## BEGIN Data lines

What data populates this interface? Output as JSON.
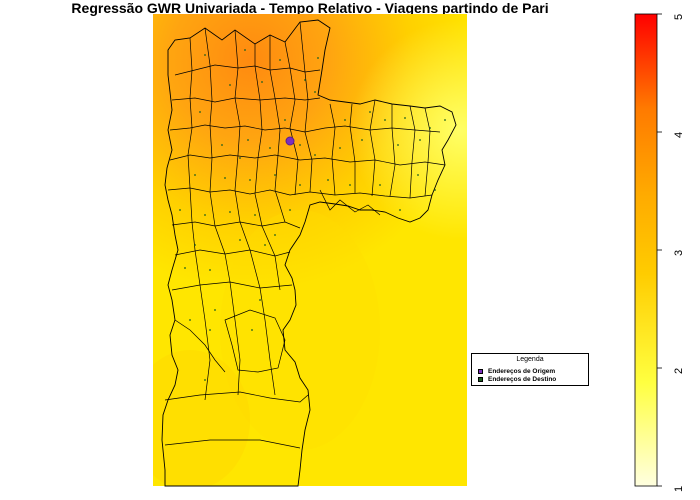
{
  "title": "Regressão GWR Univariada - Tempo Relativo - Viagens partindo de Pari",
  "legend": {
    "title": "Legenda",
    "items": [
      {
        "label": "Endereços de Origem",
        "color": "#7b2fbe"
      },
      {
        "label": "Endereços de Destino",
        "color": "#1b5e20"
      }
    ]
  },
  "color_scale": {
    "min": 1,
    "max": 5,
    "ticks": [
      "1",
      "2",
      "3",
      "4",
      "5"
    ],
    "colors": [
      "#ffffe0",
      "#ffff33",
      "#ffcc00",
      "#ff9900",
      "#ff5500",
      "#ff0000"
    ]
  },
  "map_colors": {
    "background_base": "#ffee00",
    "hotspot_orange": "#ff9a10",
    "boundary": "#000000",
    "origin_marker": "#7b2fbe"
  }
}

## END Data lines

▶ [What to work on]
Using the entries above, return each line in which the word "Endereços" occurs.

▶ [Expected answer]
        "label": "Endereços de Origem",
        "label": "Endereços de Destino",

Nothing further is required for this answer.